■ Given request ■
Find every line of the listing below where "left" appears, and copy it.

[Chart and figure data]

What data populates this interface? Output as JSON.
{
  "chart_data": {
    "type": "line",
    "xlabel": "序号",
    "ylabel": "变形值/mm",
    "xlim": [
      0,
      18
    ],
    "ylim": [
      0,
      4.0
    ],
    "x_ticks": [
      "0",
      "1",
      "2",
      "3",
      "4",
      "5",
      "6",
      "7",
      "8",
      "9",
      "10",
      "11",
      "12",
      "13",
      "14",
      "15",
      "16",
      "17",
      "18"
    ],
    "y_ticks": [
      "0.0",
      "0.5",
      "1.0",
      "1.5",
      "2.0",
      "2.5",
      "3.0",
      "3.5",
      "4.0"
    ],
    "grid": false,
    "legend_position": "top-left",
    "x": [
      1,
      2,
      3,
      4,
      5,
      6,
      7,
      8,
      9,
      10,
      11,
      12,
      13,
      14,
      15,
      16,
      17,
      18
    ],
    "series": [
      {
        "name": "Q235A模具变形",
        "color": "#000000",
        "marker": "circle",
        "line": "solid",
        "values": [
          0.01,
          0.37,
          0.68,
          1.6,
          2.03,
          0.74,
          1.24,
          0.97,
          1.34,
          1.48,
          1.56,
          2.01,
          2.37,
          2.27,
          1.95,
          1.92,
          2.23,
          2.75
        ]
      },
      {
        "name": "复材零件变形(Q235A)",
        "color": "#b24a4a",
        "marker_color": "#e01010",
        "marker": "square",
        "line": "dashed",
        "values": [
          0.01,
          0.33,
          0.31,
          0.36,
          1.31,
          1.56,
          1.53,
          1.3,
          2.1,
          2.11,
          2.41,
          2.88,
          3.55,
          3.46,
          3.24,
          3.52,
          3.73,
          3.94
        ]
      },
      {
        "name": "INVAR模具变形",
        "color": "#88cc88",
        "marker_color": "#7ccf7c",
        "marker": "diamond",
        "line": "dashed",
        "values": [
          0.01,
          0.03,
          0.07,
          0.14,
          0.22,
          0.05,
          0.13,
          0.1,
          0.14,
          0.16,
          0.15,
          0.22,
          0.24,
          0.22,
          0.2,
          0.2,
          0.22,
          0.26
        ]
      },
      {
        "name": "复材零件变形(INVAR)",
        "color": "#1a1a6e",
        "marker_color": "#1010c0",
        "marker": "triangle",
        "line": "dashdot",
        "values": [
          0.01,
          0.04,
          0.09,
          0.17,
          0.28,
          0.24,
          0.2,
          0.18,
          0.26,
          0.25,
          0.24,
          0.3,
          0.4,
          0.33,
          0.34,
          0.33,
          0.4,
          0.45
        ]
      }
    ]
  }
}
* * *
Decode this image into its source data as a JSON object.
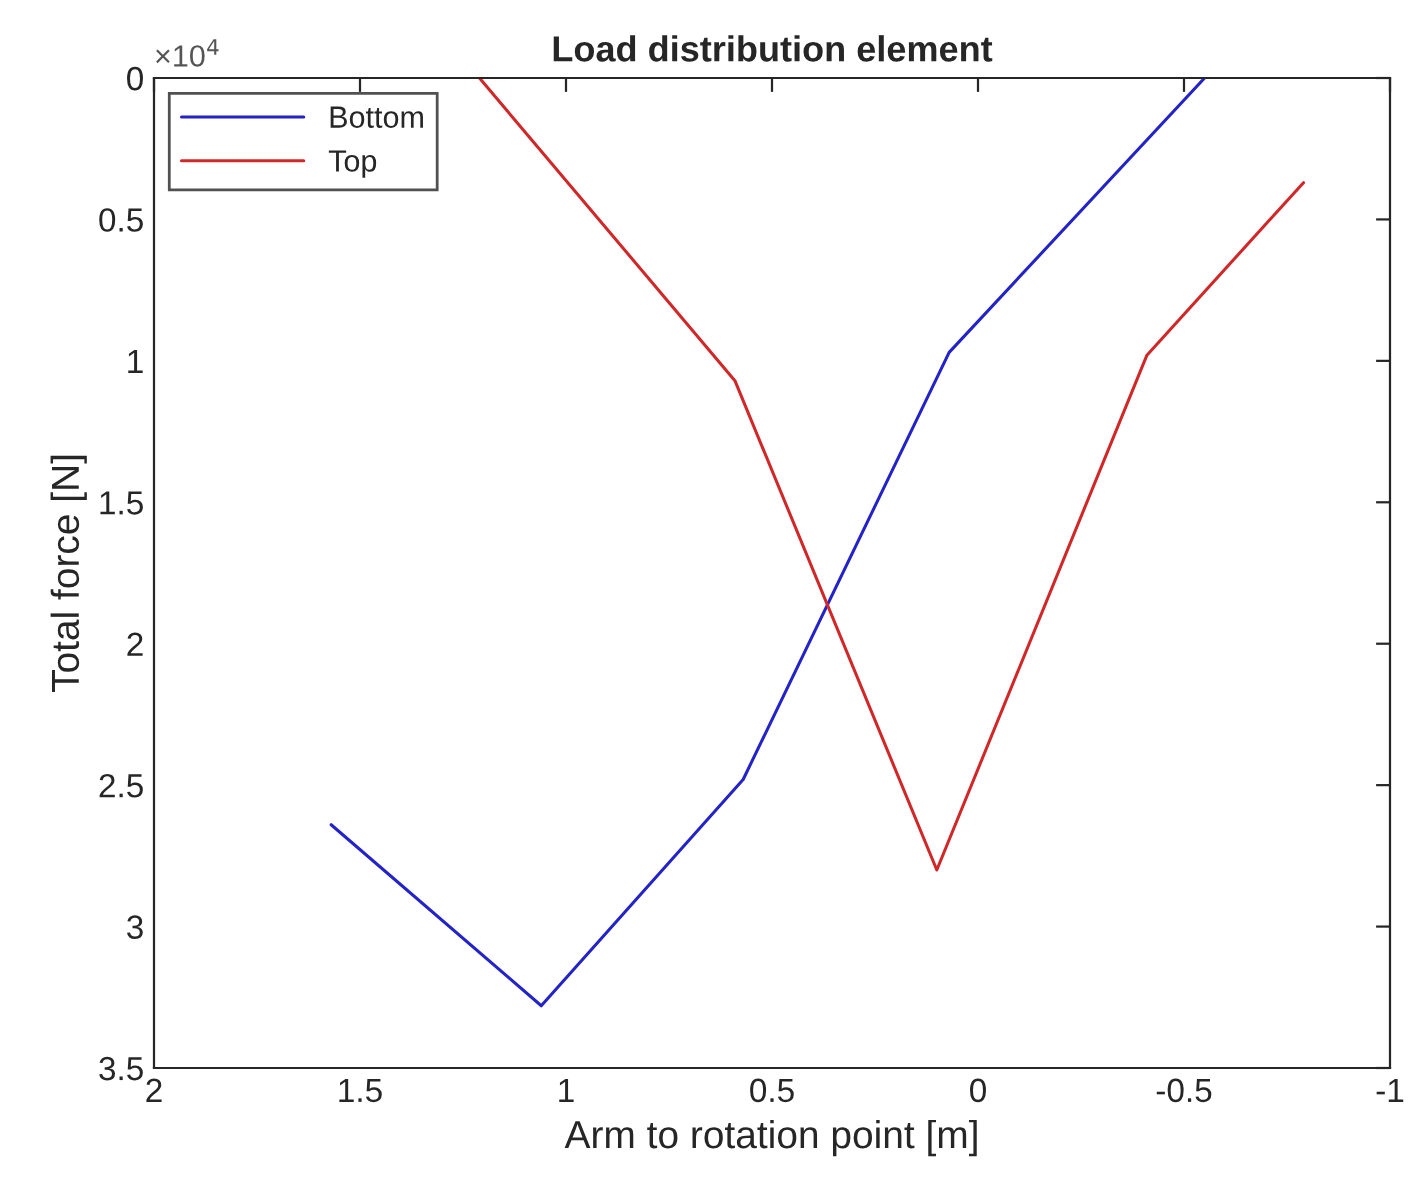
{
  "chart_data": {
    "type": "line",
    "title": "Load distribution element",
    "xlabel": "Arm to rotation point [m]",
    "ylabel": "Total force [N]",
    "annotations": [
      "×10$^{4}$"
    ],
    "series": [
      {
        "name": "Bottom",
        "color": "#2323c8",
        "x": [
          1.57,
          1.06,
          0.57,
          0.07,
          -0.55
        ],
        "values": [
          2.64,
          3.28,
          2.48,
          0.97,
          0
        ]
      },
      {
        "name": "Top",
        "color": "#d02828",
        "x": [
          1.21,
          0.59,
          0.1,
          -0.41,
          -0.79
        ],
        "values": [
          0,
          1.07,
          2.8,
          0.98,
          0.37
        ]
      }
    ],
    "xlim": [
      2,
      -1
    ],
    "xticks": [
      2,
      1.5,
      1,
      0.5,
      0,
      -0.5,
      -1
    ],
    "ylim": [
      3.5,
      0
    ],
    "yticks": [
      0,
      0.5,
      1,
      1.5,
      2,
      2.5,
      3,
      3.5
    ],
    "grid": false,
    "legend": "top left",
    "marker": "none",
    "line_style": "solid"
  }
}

■ Answer in full ■
    "legend_position": "top-left",
    "legend": "top left",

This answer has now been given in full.